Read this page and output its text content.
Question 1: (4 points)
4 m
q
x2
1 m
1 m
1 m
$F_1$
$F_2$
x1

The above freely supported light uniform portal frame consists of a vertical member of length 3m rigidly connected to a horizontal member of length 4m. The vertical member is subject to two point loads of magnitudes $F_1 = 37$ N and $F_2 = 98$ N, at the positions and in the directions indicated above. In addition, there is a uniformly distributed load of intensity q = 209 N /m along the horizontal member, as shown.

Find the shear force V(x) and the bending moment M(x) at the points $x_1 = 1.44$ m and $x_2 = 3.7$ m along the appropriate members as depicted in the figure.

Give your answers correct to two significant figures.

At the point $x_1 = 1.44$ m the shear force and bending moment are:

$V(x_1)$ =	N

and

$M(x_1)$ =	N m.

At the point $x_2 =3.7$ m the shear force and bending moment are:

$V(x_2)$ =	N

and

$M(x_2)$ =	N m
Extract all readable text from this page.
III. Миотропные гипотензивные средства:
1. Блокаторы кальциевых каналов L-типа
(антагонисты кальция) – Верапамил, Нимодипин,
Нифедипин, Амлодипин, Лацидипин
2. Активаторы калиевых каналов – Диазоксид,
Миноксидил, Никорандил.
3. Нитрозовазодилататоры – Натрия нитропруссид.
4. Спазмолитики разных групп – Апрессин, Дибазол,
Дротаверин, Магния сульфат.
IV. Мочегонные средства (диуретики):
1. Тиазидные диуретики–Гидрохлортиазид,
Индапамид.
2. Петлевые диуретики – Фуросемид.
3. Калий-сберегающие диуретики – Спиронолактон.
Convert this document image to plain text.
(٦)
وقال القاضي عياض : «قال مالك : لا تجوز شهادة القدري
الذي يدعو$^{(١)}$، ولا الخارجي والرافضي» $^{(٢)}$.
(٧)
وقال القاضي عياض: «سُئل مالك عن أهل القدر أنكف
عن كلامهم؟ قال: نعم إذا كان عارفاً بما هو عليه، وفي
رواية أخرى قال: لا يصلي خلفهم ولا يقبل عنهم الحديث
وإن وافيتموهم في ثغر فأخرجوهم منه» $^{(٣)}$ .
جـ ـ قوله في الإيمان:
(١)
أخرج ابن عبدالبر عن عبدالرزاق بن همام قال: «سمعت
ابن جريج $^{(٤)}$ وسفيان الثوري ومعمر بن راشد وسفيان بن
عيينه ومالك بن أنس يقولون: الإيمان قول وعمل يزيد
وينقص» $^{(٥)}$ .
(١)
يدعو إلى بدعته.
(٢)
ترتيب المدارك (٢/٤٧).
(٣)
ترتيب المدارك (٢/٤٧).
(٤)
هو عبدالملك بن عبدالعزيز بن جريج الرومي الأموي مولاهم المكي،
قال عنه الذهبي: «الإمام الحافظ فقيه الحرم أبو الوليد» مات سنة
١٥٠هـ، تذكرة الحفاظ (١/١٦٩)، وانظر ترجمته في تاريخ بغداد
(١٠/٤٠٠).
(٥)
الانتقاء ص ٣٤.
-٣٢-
::::
OBJECTIVE:
Find every line in the records that contains the word "диуретики"; copy those lines.

RESPONSE TO THE TASK:
IV. Мочегонные средства (диуретики):
1. Тиазидные диуретики–Гидрохлортиазид,
2. Петлевые диуретики – Фуросемид.
3. Калий-сберегающие диуретики – Спиронолактон.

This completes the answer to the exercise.